EXTRAIT CITÉ
Le théâtre Maly de Moscou, en 1873, ferma pour travaux et la troupe (théâtrale) dut se replier sur le Bolchoï. L'idée vint donc de mêler les deux arts, de commander à Ostrovski une pièce et à Tchaïkovsky une musique de scène. La musique plut beaucoup, écrite avec facilité par le compositeur. La pièce plut bien moins. On entendit par la suite les 75 minutes (tout de même) qu'avait composées Tchaïkovsky mais voilà: en 1881 Rimsky-Korsakov s'empara de ce sujet-là pour un opéra au grand dam de Tchaïkovsky: Il m'est difficile de me voir subtiliser quelque chose que j'ai fait naître, qui m'est cher, et de le voir présenter au public sous de nouveaux habits. Cela me donne envie de pleurer. C'est un peu rosse. D'autant que l'idée était d'Ostrovski. Mais Rimsky-Korsakov et Tchaïkovsky ne s'aimaient pas beaucoup. Et sans doute l'un pressentait-il que l'opéra de l'autre allait éclipser sa propre musique.
Un prélude aux grands ballets
On découvre en tout cas une partition ravissante, qui semble souvent et le prélude des grands ballets (pas seulement par les danses, Danse des oiseaux ou Danse des bouffons) et celui d'un Eugène Oneguine avec sa mélancolie, aussi ses mélodies russes teintées d'une orchestration où les bois vous tireraient des larmes... Oublions donc les accusations d'un Tchaïkovsky trop occidental, ce qui aurait fait rigoler les Russes même au temps le plus violent du communisme. On aime beaucoup aussi les quatre chansons de Lel (la fille des neiges) que chante une Agunda Kulaeva au beau médium -mais les aigus sont un peu incertains et elle a du mal avec la rapidité de Près du portail.

OBJECTIF
Recopiez intégralement et à l'identique l'extrait sur la musique de scène de Tchaïkovsky. Les enregistrements n'ont aucun lien avec l'extrait sur la musique de scène de Tchaïkovsky.

ENREGISTREMENTS DE DONNÉES
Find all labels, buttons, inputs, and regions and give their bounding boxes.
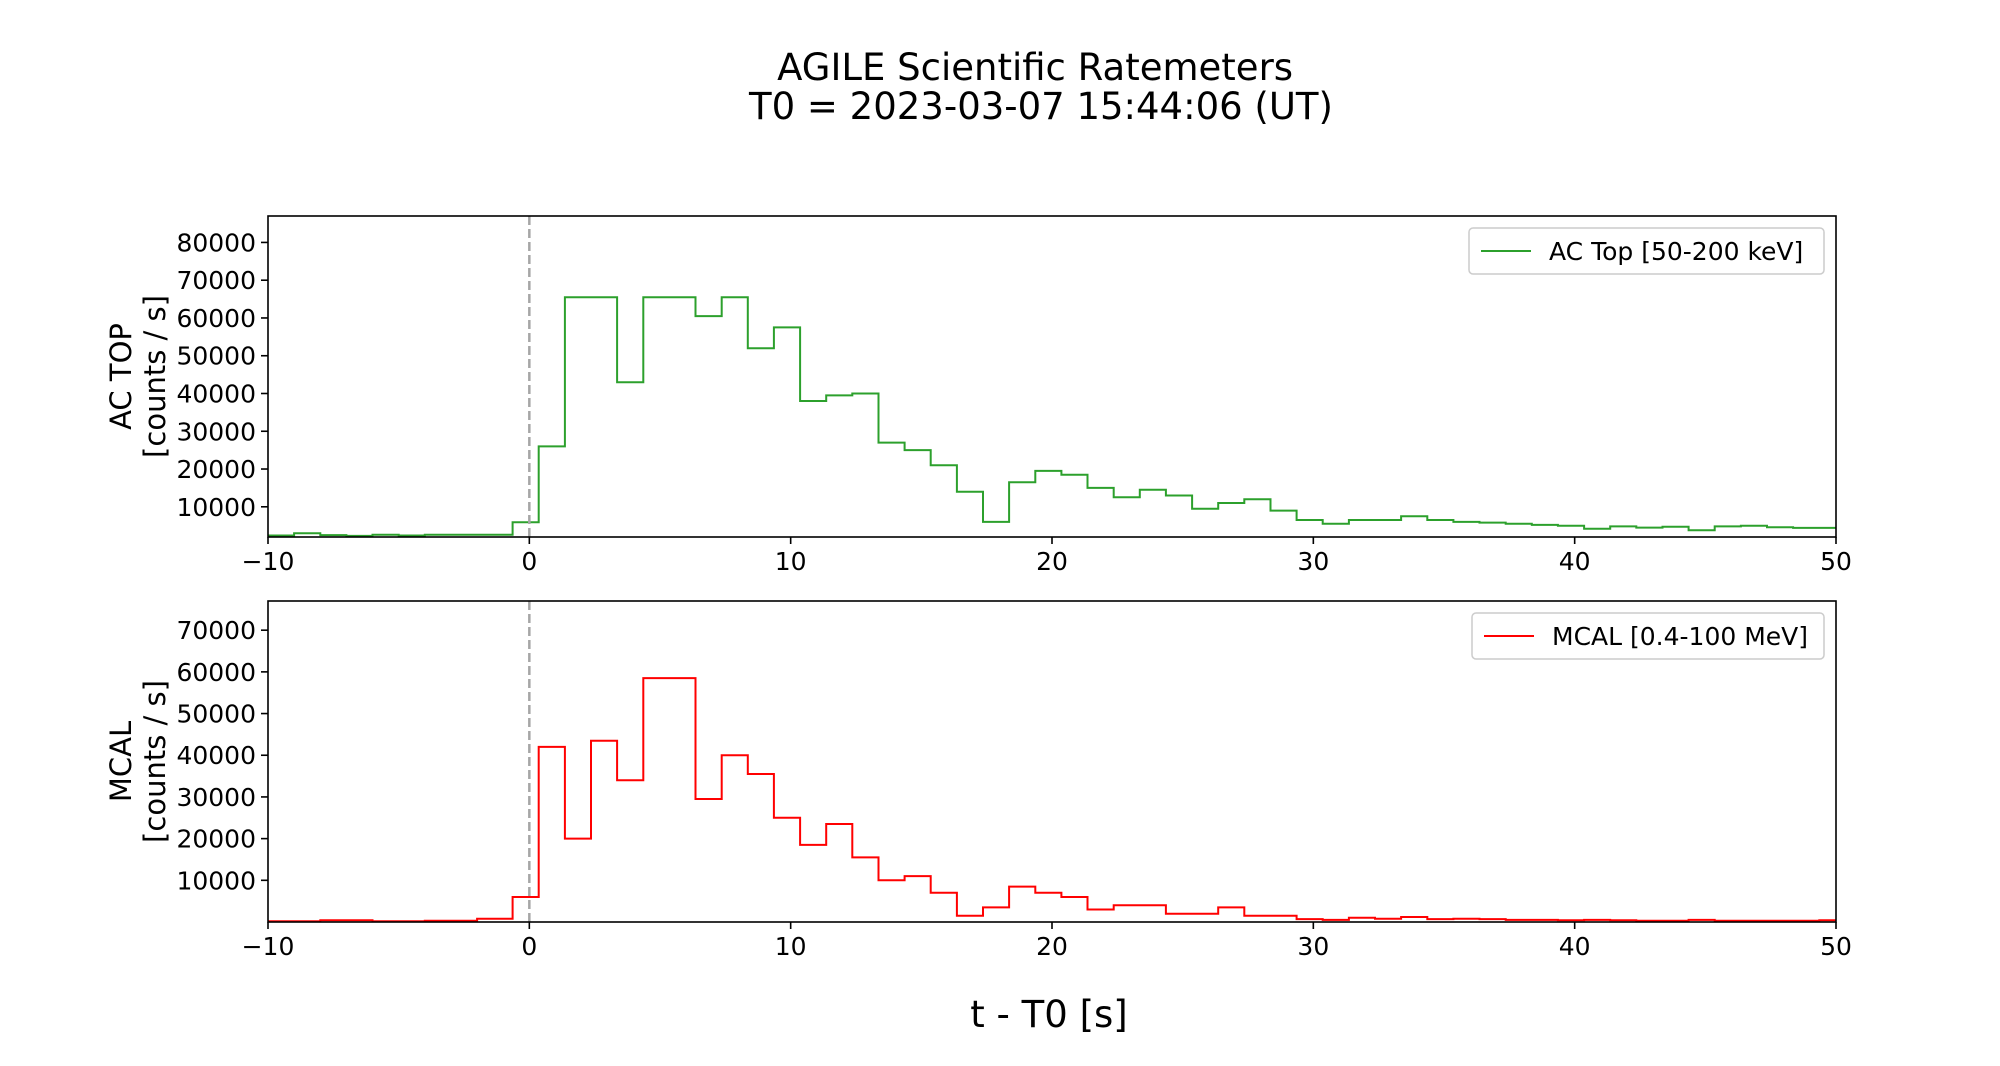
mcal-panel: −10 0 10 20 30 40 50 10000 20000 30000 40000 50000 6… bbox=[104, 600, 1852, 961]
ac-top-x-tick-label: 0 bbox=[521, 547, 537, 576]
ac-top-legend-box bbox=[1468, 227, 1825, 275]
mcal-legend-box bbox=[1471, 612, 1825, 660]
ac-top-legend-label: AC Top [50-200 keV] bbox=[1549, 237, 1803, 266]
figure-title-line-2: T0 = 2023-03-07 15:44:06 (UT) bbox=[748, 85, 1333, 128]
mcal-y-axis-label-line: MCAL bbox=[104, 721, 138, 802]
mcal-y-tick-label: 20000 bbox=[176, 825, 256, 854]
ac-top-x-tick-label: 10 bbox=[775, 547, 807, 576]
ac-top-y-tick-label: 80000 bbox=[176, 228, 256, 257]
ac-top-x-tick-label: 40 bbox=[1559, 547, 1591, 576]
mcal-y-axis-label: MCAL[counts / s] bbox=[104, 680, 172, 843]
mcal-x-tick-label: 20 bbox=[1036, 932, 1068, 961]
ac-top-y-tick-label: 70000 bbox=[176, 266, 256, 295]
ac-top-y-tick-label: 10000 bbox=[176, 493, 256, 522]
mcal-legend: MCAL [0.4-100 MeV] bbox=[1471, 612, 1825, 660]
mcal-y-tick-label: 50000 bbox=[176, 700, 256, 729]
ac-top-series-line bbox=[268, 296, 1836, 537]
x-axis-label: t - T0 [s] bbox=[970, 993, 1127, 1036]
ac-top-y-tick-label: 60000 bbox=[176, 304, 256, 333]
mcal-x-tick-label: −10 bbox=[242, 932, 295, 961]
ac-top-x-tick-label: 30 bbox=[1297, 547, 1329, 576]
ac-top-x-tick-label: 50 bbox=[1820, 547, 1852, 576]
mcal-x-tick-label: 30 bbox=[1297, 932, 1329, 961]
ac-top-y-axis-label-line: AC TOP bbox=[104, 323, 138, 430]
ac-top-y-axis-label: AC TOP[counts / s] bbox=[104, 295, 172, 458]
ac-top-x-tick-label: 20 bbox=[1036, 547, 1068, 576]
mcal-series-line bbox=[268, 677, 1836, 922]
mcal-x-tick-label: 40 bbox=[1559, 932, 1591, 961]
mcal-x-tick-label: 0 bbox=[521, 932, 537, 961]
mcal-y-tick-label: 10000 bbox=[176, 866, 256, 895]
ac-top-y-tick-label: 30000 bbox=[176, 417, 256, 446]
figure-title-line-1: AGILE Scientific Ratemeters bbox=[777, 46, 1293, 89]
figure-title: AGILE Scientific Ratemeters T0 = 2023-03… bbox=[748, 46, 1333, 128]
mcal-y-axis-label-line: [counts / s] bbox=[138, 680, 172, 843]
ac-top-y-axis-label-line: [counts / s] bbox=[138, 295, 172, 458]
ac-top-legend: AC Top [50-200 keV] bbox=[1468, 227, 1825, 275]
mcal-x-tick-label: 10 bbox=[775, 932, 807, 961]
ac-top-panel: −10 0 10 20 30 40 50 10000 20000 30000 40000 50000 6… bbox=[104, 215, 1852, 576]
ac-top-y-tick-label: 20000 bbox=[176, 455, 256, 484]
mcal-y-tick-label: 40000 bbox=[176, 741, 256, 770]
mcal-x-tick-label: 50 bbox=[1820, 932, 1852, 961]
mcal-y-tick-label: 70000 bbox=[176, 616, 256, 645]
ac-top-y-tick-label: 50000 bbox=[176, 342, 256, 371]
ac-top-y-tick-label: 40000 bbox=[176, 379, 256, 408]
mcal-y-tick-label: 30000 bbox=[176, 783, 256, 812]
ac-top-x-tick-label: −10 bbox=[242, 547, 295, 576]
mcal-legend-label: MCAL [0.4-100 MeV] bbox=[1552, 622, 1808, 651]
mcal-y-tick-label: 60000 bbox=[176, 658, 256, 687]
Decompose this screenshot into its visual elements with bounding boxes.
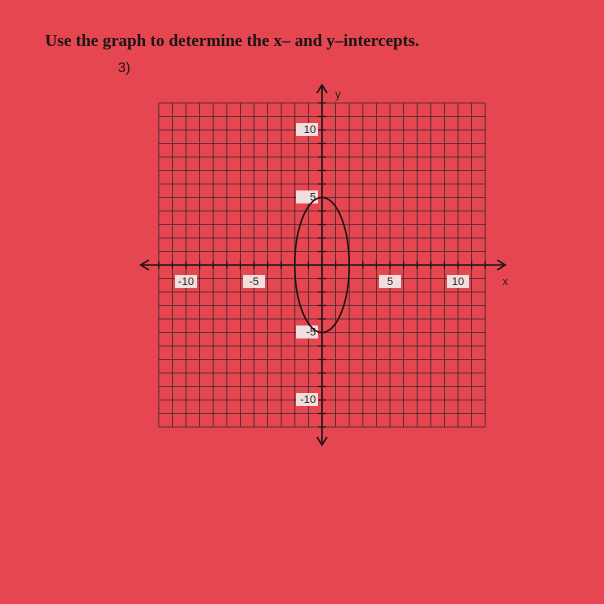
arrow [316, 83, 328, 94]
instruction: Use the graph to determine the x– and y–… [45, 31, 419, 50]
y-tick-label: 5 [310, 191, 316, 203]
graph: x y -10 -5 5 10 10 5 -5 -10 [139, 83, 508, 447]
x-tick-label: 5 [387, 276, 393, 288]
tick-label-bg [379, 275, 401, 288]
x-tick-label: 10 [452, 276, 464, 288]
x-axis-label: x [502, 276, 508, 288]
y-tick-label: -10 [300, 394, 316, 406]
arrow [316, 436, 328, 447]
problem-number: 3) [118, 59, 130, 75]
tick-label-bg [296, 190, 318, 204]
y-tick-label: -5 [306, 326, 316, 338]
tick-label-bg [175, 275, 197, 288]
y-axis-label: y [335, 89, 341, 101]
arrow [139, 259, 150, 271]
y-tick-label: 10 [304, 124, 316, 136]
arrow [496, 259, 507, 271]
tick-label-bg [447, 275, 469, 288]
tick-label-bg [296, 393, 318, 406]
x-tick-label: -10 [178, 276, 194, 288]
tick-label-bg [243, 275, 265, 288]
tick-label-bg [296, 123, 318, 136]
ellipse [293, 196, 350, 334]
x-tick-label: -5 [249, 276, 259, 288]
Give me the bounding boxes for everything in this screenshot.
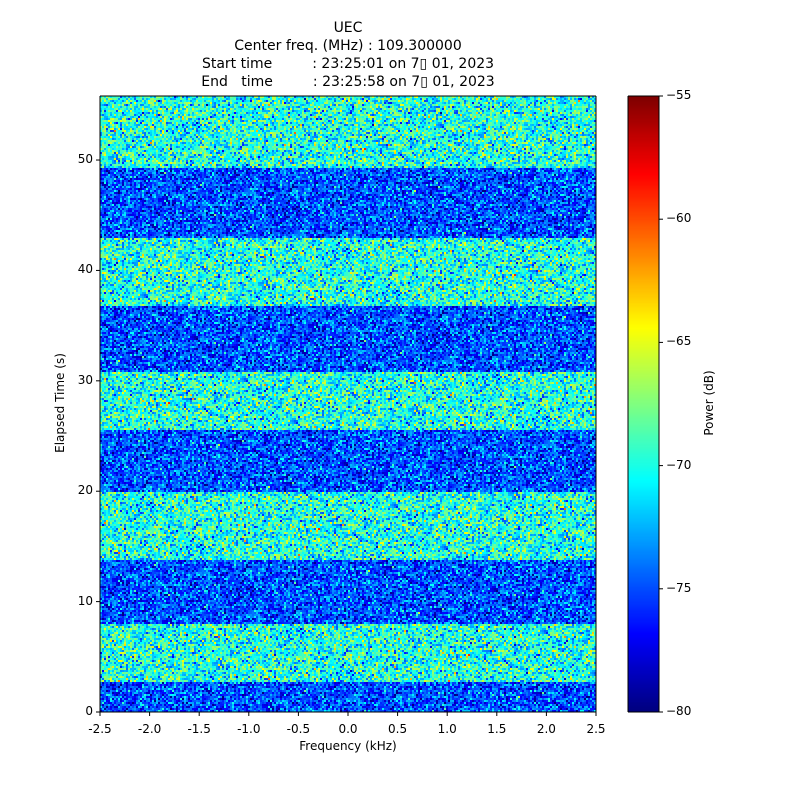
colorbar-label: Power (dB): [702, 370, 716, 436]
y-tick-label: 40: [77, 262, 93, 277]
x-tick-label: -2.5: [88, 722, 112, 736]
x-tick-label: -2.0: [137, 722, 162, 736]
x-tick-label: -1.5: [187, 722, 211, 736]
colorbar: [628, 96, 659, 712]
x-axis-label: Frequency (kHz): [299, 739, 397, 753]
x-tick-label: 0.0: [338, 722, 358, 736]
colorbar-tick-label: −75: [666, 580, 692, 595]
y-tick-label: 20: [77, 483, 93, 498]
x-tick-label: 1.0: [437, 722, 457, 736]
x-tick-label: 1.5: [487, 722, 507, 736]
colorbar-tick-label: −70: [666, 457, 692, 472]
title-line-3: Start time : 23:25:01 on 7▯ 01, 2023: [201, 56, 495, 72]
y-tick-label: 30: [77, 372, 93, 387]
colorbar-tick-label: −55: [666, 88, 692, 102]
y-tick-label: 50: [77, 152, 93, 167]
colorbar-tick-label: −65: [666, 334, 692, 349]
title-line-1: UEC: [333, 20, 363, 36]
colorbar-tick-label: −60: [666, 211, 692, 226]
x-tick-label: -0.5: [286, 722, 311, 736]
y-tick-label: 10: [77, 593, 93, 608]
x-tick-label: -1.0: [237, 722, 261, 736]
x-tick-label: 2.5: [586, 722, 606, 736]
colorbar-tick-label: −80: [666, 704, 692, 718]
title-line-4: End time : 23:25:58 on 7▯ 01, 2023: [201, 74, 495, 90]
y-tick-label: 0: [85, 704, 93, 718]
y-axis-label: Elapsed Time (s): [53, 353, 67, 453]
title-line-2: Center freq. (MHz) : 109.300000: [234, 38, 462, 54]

CORRIGÉ
Le théâtre Maly de Moscou, en 1873, ferma pour travaux et la troupe (théâtrale) dut se replier sur le Bolchoï. L'idée vint donc de mêler les deux arts, de commander à Ostrovski une pièce et à Tchaïkovsky une musique de scène. La musique plut beaucoup, écrite avec facilité par le compositeur. La pièce plut bien moins. On entendit par la suite les 75 minutes (tout de même) qu'avait composées Tchaïkovsky mais voilà: en 1881 Rimsky-Korsakov s'empara de ce sujet-là pour un opéra au grand dam de Tchaïkovsky: Il m'est difficile de me voir subtiliser quelque chose que j'ai fait naître, qui m'est cher, et de le voir présenter au public sous de nouveaux habits. Cela me donne envie de pleurer. C'est un peu rosse. D'autant que l'idée était d'Ostrovski. Mais Rimsky-Korsakov et Tchaïkovsky ne s'aimaient pas beaucoup. Et sans doute l'un pressentait-il que l'opéra de l'autre allait éclipser sa propre musique.
Un prélude aux grands ballets
On découvre en tout cas une partition ravissante, qui semble souvent et le prélude des grands ballets (pas seulement par les danses, Danse des oiseaux ou Danse des bouffons) et celui d'un Eugène Oneguine avec sa mélancolie, aussi ses mélodies russes teintées d'une orchestration où les bois vous tireraient des larmes... Oublions donc les accusations d'un Tchaïkovsky trop occidental, ce qui aurait fait rigoler les Russes même au temps le plus violent du communisme. On aime beaucoup aussi les quatre chansons de Lel (la fille des neiges) que chante une Agunda Kulaeva au beau médium -mais les aigus sont un peu incertains et elle a du mal avec la rapidité de Près du portail.